Repeat, line for line, the entries printed below.

□ □ □

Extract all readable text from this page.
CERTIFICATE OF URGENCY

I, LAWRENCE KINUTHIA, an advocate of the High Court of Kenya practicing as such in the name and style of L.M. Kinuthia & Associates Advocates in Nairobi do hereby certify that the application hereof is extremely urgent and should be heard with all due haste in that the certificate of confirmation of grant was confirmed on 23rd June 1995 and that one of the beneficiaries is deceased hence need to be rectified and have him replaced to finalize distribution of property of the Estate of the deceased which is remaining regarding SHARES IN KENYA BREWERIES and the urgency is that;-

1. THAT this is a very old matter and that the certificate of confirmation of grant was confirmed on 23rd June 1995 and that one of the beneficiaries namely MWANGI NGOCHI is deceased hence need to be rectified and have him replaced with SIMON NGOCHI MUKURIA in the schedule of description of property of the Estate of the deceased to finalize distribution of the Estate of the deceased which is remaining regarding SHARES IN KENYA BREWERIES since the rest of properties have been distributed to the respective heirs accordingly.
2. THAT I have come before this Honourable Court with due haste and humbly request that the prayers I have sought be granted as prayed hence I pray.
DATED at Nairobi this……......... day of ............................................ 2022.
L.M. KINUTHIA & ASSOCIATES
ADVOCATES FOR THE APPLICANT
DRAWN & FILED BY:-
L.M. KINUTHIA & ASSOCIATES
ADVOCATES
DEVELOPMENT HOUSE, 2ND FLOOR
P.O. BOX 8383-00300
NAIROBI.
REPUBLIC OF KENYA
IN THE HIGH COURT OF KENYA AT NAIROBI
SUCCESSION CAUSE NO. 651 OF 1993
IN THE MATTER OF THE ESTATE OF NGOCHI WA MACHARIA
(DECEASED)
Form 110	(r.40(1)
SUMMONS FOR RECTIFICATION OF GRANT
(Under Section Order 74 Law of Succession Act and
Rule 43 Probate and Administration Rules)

□ □ □

**Solution for this exercise:**
Extract all readable text from this page.
CERTIFICATE OF URGENCY

I, LAWRENCE KINUTHIA, an advocate of the High Court of Kenya practicing as such in the name and style of L.M. Kinuthia & Associates Advocates in Nairobi do hereby certify that the application hereof is extremely urgent and should be heard with all due haste in that the certificate of confirmation of grant was confirmed on 23rd June 1995 and that one of the beneficiaries is deceased hence need to be rectified and have him replaced to finalize distribution of property of the Estate of the deceased which is remaining regarding SHARES IN KENYA BREWERIES and the urgency is that;-

1. THAT this is a very old matter and that the certificate of confirmation of grant was confirmed on 23rd June 1995 and that one of the beneficiaries namely MWANGI NGOCHI is deceased hence need to be rectified and have him replaced with SIMON NGOCHI MUKURIA in the schedule of description of property of the Estate of the deceased to finalize distribution of the Estate of the deceased which is remaining regarding SHARES IN KENYA BREWERIES since the rest of properties have been distributed to the respective heirs accordingly.
2. THAT I have come before this Honourable Court with due haste and humbly request that the prayers I have sought be granted as prayed hence I pray.
DATED at Nairobi this……......... day of ............................................ 2022.
L.M. KINUTHIA & ASSOCIATES
ADVOCATES FOR THE APPLICANT
DRAWN & FILED BY:-
L.M. KINUTHIA & ASSOCIATES
ADVOCATES
DEVELOPMENT HOUSE, 2ND FLOOR
P.O. BOX 8383-00300
NAIROBI.
REPUBLIC OF KENYA
IN THE HIGH COURT OF KENYA AT NAIROBI
SUCCESSION CAUSE NO. 651 OF 1993
IN THE MATTER OF THE ESTATE OF NGOCHI WA MACHARIA
(DECEASED)
Form 110	(r.40(1)
SUMMONS FOR RECTIFICATION OF GRANT
(Under Section Order 74 Law of Succession Act and
Rule 43 Probate and Administration Rules)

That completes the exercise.